## [What you have to do]
Please repeat the records word for word, starting at their first line and ending at the line that contains "- list-item: 3.Kūrybiškumo", with both of those lines included.

## [Extracted material]
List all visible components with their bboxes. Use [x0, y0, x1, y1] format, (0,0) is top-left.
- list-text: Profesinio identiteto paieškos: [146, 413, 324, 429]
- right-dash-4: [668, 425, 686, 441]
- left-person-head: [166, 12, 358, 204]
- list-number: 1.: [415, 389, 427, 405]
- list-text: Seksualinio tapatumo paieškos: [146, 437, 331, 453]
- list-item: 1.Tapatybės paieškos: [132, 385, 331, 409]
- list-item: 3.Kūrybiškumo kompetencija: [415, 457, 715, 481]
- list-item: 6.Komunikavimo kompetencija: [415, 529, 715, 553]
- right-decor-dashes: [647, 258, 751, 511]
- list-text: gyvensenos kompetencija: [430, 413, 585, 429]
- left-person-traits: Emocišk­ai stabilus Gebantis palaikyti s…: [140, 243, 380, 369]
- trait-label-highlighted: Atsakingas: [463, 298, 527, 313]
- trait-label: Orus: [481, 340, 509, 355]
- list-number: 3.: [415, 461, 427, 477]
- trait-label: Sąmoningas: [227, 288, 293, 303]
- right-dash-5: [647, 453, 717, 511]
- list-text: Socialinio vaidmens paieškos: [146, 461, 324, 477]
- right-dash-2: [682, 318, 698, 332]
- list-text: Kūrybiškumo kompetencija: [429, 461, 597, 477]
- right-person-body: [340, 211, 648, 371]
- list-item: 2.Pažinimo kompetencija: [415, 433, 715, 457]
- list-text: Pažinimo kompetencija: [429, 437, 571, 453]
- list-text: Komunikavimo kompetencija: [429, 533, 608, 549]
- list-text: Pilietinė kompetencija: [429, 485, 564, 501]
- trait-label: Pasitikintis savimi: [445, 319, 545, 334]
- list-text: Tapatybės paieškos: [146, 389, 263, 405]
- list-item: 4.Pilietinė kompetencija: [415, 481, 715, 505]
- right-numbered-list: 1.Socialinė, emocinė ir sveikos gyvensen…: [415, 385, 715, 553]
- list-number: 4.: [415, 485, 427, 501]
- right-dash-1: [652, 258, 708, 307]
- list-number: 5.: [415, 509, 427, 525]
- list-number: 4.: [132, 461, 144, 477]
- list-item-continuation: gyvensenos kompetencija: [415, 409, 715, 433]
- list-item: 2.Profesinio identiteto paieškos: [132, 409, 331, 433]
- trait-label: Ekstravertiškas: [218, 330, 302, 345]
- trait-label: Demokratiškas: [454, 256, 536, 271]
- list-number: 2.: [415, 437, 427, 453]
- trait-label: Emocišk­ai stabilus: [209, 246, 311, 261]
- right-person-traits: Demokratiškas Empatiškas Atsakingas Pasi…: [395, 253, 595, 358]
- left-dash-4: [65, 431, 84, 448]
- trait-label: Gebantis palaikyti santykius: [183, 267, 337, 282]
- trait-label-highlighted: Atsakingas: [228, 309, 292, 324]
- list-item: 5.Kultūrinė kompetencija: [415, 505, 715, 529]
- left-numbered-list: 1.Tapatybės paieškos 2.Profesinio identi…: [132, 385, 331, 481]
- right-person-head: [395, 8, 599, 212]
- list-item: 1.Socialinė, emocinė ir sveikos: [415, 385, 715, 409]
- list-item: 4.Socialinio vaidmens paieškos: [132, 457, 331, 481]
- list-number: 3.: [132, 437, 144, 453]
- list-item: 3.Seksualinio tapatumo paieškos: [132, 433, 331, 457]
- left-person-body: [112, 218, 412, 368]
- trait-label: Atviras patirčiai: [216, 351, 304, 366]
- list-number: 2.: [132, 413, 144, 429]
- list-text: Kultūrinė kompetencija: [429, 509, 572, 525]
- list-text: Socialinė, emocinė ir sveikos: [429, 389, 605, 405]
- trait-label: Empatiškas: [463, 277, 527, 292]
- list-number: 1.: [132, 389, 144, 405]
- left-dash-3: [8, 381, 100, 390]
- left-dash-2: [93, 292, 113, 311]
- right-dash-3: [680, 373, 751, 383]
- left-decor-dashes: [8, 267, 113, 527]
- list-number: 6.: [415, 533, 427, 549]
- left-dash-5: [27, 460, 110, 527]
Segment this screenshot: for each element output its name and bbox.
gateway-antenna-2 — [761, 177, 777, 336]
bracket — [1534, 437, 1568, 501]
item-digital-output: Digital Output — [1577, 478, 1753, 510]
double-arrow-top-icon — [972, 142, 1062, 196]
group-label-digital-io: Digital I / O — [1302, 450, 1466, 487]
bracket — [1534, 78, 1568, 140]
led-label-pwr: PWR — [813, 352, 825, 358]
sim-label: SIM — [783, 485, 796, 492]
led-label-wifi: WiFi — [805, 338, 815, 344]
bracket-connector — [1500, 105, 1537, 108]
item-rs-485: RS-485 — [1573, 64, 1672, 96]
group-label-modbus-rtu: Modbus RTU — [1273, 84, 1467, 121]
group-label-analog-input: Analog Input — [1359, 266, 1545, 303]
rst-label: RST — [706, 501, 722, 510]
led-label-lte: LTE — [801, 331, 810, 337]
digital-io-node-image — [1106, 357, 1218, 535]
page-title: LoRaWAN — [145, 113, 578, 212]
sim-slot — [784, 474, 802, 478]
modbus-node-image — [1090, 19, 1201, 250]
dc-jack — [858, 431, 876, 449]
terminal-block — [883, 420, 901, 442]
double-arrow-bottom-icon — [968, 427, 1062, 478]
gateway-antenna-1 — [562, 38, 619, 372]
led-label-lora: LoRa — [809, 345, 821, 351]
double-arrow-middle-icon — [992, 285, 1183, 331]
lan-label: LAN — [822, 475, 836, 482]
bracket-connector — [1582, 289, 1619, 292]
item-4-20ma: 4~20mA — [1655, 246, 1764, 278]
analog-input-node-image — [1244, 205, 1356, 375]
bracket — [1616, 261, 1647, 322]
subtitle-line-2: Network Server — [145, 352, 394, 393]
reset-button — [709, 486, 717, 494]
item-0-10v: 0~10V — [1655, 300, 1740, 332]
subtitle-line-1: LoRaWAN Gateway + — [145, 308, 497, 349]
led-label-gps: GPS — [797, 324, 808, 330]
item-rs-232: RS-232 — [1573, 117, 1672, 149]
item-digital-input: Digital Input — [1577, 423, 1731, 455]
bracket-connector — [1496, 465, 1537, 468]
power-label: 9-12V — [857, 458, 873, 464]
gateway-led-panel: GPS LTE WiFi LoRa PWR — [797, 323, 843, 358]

## [Response to this exercise]
List all visible components with their bboxes. Use [x0, y0, x1, y1] format, (0,0) is top-left.
- list-text: Profesinio identiteto paieškos: [146, 413, 324, 429]
- right-dash-4: [668, 425, 686, 441]
- left-person-head: [166, 12, 358, 204]
- list-number: 1.: [415, 389, 427, 405]
- list-text: Seksualinio tapatumo paieškos: [146, 437, 331, 453]
- list-item: 1.Tapatybės paieškos: [132, 385, 331, 409]
- list-item: 3.Kūrybiškumo kompetencija: [415, 457, 715, 481]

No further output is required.